» DATASET ENTRIES:
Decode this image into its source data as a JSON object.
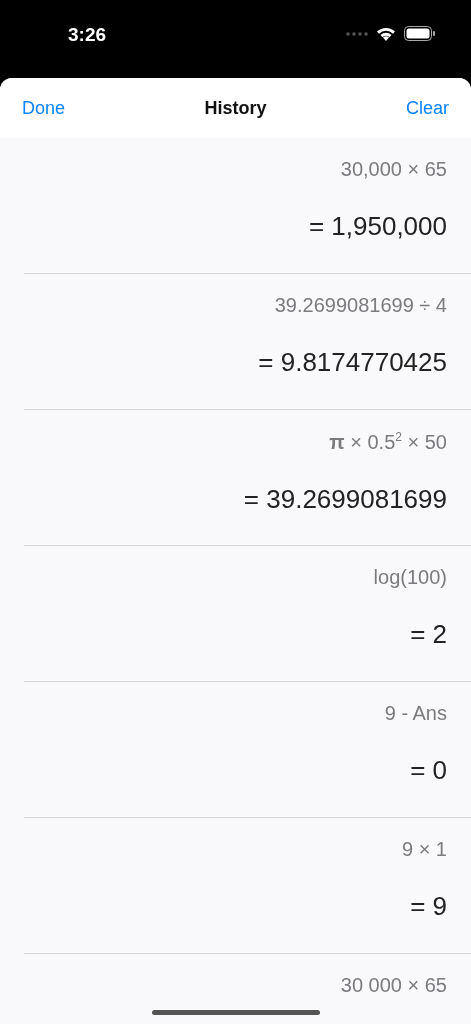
{
  "status_bar": {
    "time": "3:26"
  },
  "header": {
    "left_button": "Done",
    "title": "History",
    "right_button": "Clear"
  },
  "history": [
    {
      "expression": "30,000 × 65",
      "result": "= 1,950,000"
    },
    {
      "expression": "39.2699081699 ÷ 4",
      "result": "= 9.8174770425"
    },
    {
      "expression": "**π** × 0.5$^{2}$ × 50",
      "result": "= 39.2699081699"
    },
    {
      "expression": "log(100)",
      "result": "= 2"
    },
    {
      "expression": "9 - Ans",
      "result": "= 0"
    },
    {
      "expression": "9 × 1",
      "result": "= 9"
    },
    {
      "expression": "30 000 × 65"
    }
  ]
}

» DIRECTIONS FOR THIS TASK:
Leave out the pictures and restate everything else word for word.

» RESULT OF THE EXERCISE:
Decode this image into its source data as a JSON object.
{
  "status_bar": {
    "time": "3:26"
  },
  "header": {
    "left_button": "Done",
    "title": "History",
    "right_button": "Clear"
  },
  "history": [
    {
      "expression": "30,000 × 65",
      "result": "= 1,950,000"
    },
    {
      "expression": "39.2699081699 ÷ 4",
      "result": "= 9.8174770425"
    },
    {
      "expression": "**π** × 0.5$^{2}$ × 50",
      "result": "= 39.2699081699"
    },
    {
      "expression": "log(100)",
      "result": "= 2"
    },
    {
      "expression": "9 - Ans",
      "result": "= 0"
    },
    {
      "expression": "9 × 1",
      "result": "= 9"
    },
    {
      "expression": "30 000 × 65"
    }
  ]
}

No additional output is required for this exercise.